• [RAW RECORDS]
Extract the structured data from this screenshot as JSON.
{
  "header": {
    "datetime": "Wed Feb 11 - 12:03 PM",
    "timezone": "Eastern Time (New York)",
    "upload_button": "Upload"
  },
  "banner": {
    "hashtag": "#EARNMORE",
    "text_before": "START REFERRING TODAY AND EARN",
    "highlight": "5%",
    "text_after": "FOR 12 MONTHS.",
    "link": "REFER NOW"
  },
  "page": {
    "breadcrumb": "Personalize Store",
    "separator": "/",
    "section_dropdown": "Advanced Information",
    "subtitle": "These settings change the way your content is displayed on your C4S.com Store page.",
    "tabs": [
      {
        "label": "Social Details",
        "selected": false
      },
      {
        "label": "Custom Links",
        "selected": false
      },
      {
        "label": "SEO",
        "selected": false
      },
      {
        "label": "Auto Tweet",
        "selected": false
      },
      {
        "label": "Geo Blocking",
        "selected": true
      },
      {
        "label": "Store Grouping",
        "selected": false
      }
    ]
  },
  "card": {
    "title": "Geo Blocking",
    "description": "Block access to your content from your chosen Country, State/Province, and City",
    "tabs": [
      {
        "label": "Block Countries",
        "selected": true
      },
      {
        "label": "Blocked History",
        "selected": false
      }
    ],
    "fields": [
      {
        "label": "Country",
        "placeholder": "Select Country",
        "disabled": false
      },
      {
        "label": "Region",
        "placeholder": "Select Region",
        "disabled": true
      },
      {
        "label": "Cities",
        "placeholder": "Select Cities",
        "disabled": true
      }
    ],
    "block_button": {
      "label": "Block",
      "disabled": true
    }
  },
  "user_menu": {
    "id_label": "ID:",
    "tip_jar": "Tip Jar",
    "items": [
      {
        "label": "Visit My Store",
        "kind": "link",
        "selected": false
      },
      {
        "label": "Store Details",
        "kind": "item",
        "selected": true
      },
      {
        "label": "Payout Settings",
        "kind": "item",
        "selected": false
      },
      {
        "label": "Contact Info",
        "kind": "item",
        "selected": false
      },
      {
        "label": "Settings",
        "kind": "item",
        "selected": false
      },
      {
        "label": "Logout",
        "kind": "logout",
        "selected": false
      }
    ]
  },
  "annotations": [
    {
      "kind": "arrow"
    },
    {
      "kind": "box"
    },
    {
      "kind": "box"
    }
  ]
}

• [INSTRUCTION]
Output a single number: how many lines contain the word "Region".

• [SOLUTION]
2